■ **Task to carry out**: Can you pull out each line of the data below that includes the word "JSON"?

--- Start Recorded data ---

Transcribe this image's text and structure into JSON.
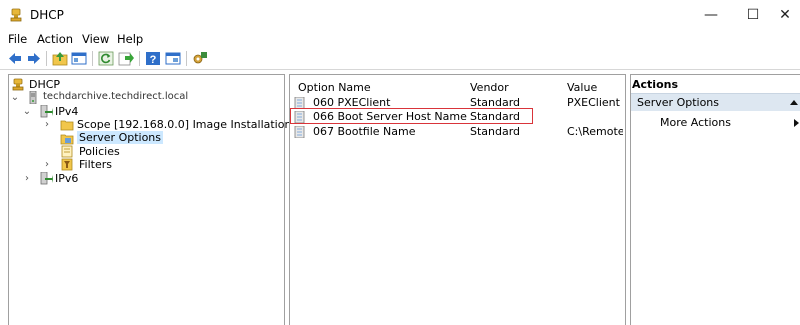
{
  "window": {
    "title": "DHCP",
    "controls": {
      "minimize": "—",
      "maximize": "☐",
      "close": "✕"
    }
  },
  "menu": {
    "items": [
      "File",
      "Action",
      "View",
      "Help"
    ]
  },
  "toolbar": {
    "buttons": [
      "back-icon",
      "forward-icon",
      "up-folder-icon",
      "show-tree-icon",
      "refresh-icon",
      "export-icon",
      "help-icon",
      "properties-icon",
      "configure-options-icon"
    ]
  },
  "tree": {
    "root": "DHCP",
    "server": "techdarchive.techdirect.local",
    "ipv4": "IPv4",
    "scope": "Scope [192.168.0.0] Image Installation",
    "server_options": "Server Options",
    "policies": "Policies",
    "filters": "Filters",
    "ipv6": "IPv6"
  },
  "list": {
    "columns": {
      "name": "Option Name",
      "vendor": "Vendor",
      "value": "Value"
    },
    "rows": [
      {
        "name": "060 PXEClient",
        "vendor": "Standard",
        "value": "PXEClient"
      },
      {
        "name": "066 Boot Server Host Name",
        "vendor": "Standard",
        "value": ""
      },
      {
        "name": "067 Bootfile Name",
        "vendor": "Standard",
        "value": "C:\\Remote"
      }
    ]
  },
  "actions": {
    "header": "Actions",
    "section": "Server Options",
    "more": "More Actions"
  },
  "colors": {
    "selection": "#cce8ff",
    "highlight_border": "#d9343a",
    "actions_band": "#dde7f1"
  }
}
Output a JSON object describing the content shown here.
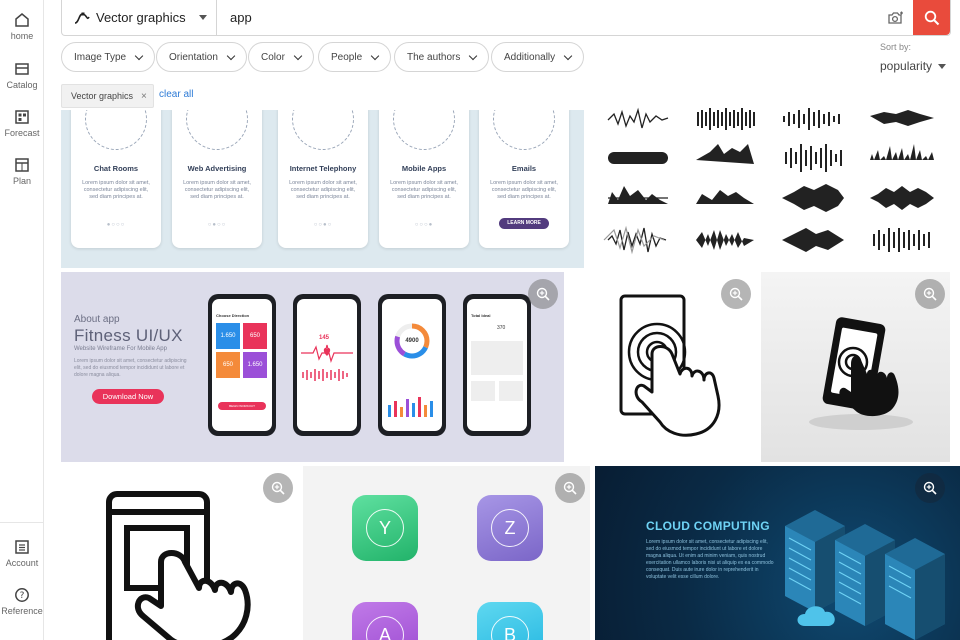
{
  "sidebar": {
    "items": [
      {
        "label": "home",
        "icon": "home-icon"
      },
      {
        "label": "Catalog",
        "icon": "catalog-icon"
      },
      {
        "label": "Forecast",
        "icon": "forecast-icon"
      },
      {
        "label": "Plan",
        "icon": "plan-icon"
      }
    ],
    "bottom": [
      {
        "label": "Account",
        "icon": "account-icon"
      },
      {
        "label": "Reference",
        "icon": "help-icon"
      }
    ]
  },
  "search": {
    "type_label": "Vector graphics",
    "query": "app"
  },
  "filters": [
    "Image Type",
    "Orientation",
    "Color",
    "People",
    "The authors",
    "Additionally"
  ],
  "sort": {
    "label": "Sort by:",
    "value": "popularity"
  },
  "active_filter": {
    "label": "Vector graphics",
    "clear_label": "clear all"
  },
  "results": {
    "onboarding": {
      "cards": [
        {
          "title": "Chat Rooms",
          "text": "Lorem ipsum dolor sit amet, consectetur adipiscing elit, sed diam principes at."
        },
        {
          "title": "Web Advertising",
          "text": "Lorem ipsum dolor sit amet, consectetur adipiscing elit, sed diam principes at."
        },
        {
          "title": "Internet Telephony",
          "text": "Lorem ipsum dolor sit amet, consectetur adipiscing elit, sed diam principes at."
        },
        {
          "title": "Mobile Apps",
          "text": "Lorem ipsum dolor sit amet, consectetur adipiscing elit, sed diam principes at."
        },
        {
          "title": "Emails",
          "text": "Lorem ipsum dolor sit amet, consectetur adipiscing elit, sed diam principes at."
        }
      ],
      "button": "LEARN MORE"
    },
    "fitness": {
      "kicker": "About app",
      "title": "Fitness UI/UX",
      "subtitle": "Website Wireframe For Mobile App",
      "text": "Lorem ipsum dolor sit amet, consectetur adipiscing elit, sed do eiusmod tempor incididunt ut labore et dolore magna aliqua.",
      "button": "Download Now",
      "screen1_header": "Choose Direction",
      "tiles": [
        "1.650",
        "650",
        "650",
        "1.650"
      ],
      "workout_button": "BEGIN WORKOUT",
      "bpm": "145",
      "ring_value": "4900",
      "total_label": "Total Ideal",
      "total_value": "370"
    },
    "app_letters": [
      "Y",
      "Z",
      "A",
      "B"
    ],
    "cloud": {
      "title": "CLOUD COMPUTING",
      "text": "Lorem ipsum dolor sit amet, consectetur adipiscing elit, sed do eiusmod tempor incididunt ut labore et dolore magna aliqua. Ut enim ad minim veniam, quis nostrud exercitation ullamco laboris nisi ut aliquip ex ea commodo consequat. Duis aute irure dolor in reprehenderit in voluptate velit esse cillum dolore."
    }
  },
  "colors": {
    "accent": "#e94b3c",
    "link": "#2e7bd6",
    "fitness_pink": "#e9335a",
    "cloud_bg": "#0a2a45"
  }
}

--- End Recorded data ---
--- Start Recorded data ---

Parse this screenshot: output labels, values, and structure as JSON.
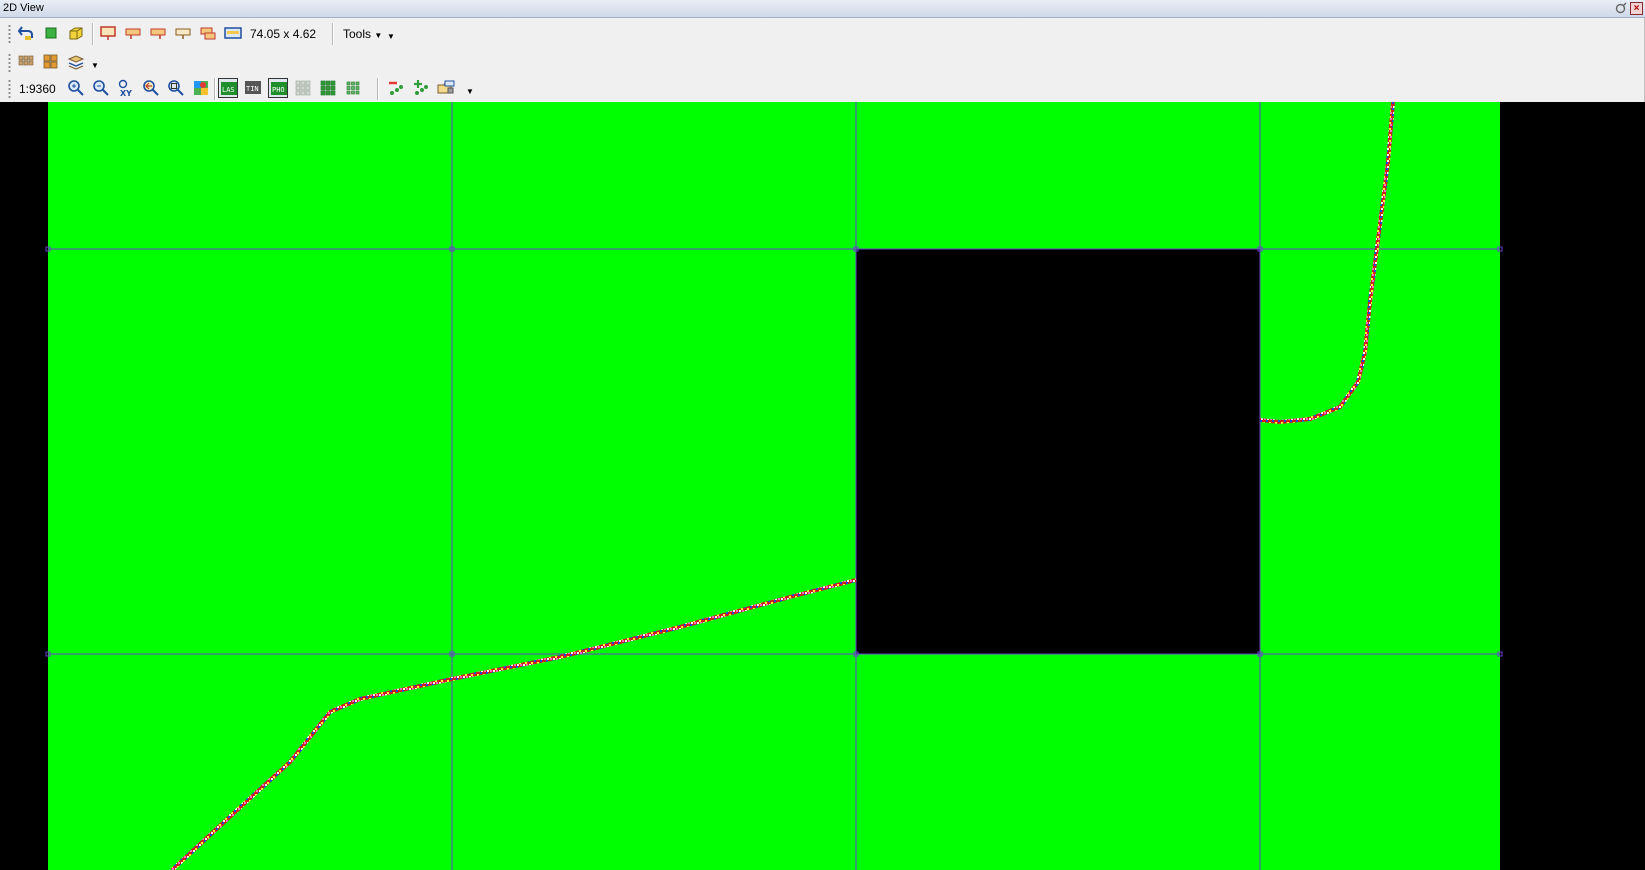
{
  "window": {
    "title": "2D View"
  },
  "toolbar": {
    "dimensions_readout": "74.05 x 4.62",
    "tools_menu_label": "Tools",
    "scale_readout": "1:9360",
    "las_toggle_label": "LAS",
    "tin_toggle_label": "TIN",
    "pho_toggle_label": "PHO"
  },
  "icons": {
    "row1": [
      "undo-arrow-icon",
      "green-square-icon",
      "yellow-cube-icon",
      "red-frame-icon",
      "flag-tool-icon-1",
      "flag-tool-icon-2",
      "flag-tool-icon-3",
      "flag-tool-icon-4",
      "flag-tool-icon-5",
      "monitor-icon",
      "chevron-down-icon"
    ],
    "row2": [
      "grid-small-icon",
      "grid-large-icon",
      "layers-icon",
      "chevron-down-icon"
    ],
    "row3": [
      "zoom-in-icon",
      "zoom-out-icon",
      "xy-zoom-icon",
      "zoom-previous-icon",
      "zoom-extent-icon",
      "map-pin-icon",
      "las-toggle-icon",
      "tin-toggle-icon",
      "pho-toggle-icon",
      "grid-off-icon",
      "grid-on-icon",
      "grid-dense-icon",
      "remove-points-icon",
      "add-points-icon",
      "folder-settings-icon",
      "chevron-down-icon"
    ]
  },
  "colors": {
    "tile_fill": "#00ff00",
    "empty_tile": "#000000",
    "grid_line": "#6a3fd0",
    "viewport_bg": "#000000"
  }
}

--- End Recorded data ---

■ **Full response**:
Transcribe this image's text and structure into JSON.
Output a JSON object describing the content shown here.
Parse this screenshot: output labels, values, and structure as JSON.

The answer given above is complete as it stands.